(Collected data entries)
===============

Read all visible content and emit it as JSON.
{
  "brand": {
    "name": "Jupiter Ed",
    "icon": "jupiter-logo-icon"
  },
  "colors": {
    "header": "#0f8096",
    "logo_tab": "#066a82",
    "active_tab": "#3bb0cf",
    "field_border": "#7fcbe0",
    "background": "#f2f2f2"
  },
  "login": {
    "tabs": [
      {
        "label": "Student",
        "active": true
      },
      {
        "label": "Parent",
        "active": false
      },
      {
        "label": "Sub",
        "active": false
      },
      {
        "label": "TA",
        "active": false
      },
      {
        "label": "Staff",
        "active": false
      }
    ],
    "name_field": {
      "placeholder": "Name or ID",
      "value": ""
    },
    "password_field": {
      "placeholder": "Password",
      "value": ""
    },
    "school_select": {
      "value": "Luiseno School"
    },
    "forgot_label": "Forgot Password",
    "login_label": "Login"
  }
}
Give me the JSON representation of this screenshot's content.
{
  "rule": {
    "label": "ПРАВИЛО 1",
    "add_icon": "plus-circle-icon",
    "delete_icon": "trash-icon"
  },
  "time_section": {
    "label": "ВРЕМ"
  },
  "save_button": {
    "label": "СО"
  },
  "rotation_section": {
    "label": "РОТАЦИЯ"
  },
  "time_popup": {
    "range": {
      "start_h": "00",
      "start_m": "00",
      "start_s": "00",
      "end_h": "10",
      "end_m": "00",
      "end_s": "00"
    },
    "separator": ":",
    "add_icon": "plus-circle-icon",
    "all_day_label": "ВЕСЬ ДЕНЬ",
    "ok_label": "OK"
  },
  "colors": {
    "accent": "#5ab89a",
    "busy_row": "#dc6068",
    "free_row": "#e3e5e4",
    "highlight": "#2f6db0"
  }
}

===============

Everything from the line with "Give me the" through the last line of the material above should be echoed exactly, and nothing else.

Give me the JSON representation of this screenshot's content.
{
  "rule": {
    "label": "ПРАВИЛО 1",
    "add_icon": "plus-circle-icon",
    "delete_icon": "trash-icon"
  },
  "time_section": {
    "label": "ВРЕМ"
  },
  "save_button": {
    "label": "СО"
  },
  "rotation_section": {
    "label": "РОТАЦИЯ"
  },
  "time_popup": {
    "range": {
      "start_h": "00",
      "start_m": "00",
      "start_s": "00",
      "end_h": "10",
      "end_m": "00",
      "end_s": "00"
    },
    "separator": ":",
    "add_icon": "plus-circle-icon",
    "all_day_label": "ВЕСЬ ДЕНЬ",
    "ok_label": "OK"
  },
  "colors": {
    "accent": "#5ab89a",
    "busy_row": "#dc6068",
    "free_row": "#e3e5e4",
    "highlight": "#2f6db0"
  }
}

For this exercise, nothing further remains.